Tasks to perform
1) From the vision system training notes, list every label in the labels.txt contents that begins with "hca_".
2) Continue the vision system training notes past their final sentence.

Exercise passage
Vision System¶
TODO: Training the Vision System
Dataset Creation and Training¶
Labelling Images with Segmentation for use with Yolact¶
git clone https://github.com/wkentaro/labelme
cd labelme
conda create --name=labelme python=3.6
conda activate labelme
pip install --editable .
cd labelme
labelme
How to Generate COCO dataset from labelme labelled data¶
Create
labels.txt
file in the same directory as the labelled data with contents of your labels:
__ignore__
_background_
hca_front
hca_back
hca_side1
hca_side2
battery
pcb
internals_back
internals_front
internals
Run command:
cd labelme/examples/instance_segmentation
./labelme2coco.py data_annotated data_dataset_coco --labels labels.txt
For example:
./labelme2coco.py /Users/sebastian/datasets/labelme/kalo_v2_imgs_20-11-2020-selected /Users/sebastian/datasets/labelme/kalo_v2_imgs_20-11-2020-selected-coco --labels /Users/sebastian/datasets/labelme/kalo_v2_imgs_20-11-2020-selected/labels.txt
Create Train Test Split from COCO .json file¶
Use the script in tools/coco-train-test-split/cocosplit.py
to split the COCO .json file into a train.json and test.json.
How to Train Yolact¶
In this project this Yolact API is used.
These instructions are no longer valid.
Create dataset with NDDS. Make sure instance segmentations and class segmentations are produced.

Listed entries
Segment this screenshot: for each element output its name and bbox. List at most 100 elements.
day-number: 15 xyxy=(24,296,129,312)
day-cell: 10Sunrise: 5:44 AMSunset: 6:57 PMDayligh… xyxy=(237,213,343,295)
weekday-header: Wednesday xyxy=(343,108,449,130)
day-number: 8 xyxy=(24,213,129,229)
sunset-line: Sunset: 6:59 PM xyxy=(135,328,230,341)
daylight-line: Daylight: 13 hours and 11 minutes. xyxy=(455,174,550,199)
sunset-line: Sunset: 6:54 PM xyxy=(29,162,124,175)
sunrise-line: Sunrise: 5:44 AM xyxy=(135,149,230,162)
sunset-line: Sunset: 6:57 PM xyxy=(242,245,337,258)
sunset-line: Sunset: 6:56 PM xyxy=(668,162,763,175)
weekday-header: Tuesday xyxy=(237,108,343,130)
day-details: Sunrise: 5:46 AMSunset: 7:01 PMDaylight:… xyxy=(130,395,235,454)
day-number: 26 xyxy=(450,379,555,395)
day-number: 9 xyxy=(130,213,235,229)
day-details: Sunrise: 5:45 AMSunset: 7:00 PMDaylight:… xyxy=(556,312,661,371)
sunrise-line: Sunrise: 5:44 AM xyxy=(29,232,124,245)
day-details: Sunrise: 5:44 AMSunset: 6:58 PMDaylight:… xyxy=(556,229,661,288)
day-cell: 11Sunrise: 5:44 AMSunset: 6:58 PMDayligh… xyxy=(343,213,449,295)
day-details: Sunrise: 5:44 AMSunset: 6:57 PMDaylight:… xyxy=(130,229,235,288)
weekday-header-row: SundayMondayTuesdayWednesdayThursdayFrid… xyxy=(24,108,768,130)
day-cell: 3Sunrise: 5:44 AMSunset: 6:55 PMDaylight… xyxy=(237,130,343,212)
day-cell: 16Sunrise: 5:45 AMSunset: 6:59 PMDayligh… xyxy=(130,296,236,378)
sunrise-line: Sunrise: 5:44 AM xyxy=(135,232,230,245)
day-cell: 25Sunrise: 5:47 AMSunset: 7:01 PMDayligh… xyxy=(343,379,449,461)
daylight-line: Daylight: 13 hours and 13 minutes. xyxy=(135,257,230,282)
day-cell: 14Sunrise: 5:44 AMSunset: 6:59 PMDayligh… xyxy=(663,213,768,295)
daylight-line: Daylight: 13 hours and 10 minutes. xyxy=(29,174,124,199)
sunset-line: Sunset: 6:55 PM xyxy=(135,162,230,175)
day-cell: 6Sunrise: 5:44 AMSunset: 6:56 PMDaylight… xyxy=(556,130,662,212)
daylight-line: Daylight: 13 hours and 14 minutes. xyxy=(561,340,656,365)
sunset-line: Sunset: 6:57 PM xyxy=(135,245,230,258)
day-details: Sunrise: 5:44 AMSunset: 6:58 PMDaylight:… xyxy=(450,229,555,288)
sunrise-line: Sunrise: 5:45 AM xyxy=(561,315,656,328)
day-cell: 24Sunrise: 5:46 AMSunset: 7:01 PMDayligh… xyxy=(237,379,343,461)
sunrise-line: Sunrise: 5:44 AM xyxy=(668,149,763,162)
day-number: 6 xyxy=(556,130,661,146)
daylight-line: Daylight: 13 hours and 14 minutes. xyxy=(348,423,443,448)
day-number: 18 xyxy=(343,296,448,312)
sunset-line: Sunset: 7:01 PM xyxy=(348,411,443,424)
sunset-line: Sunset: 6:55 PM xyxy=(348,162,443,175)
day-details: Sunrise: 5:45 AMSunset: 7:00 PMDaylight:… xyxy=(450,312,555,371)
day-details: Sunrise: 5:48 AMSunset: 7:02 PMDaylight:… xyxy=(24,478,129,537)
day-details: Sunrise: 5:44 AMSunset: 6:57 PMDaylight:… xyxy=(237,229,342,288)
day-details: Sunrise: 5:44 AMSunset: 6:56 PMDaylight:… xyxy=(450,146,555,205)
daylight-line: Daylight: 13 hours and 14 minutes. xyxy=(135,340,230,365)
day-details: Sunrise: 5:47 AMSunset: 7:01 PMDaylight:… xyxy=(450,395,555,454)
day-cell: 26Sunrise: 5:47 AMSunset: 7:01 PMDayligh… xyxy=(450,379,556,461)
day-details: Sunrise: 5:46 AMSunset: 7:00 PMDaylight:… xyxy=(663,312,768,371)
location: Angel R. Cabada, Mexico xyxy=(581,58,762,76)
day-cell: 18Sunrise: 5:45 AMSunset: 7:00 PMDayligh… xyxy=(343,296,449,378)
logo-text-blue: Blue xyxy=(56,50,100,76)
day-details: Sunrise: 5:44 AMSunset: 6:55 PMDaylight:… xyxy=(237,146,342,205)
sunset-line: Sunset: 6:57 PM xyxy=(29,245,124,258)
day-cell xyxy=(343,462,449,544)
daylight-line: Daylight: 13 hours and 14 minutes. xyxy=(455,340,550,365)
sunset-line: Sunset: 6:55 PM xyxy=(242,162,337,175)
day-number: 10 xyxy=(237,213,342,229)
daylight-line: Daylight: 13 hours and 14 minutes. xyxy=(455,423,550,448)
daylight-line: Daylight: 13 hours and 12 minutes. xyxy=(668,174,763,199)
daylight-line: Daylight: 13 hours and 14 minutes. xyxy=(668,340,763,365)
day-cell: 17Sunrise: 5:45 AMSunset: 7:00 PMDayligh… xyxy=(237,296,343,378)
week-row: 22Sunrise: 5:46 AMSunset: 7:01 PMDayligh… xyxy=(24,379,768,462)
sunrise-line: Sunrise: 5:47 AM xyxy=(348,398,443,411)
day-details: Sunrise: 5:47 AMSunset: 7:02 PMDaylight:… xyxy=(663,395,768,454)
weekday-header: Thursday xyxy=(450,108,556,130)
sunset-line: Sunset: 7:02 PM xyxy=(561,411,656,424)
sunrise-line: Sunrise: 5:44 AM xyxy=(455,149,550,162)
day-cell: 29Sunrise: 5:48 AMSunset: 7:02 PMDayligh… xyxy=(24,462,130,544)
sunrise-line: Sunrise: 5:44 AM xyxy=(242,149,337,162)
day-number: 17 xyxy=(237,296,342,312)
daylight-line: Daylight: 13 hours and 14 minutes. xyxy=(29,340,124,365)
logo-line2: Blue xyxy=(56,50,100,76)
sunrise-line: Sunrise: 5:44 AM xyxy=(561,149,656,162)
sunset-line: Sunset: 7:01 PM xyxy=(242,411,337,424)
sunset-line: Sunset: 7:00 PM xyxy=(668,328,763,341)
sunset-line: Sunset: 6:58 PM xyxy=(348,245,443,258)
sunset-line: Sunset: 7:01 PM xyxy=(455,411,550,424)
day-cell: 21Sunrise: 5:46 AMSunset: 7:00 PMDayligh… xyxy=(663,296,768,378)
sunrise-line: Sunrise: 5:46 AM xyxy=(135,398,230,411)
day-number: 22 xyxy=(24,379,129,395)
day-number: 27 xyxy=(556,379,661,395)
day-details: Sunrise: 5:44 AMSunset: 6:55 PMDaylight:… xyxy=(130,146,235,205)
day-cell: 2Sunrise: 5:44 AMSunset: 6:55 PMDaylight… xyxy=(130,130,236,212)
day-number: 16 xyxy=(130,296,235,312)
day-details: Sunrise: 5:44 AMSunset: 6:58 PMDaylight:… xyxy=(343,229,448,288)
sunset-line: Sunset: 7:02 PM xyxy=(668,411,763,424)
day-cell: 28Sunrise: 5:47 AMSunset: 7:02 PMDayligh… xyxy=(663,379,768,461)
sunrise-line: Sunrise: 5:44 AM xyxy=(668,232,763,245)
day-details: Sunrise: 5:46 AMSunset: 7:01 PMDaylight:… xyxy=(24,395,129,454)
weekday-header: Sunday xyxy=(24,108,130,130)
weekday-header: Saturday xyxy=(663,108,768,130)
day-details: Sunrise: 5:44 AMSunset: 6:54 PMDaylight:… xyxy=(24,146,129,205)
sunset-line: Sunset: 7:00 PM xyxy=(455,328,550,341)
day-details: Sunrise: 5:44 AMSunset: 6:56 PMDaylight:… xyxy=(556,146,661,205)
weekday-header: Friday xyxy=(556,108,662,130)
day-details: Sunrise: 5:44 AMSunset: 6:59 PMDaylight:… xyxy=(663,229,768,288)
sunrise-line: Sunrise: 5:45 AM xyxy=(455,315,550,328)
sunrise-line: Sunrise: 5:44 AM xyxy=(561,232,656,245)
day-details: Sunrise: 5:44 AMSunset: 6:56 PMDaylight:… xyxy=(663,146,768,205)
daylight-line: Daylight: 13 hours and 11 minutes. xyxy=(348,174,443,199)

Results by task
1) hca_front, hca_back, hca_side1, hca_side2

2)
Generate COCO format using the ndds-to-coco tool. First test wether it’s producing what you want by setting
TESTING_STAGE=True
. To check whether it worked properly, use the coco-viewer tool. UsingTESTING_STAGE=True
setCATEGORIES
correctly.Open
yolact/data/config.py
and set the following correctly:NDDS_COCO_CLASSES
,NDDS_COCO_LABEL_MAP
and the paths incoco_ndds_dataset
.To start training, replace num_gpus and run:
$ export CUDA_VISIBLE_DEVICES=0,1,2 (or whichever GPUs to use, then)
$ python -m yolact.train --config=coco_ndds_config --save_interval=2000 --batch_size=8*num_gpus
To resume:
$ python -m yolact.train --config=coco_ndds_config --resume=weights/****_interrupt.pth --start_iter=-1 --save_interval=2000 --batch_size=8*num_gpus
For training on less data, reduce the save_interval. On few real images use --save_interval=200
instead.
To view logs run:
tensorboard --logdir=yolact/runs
.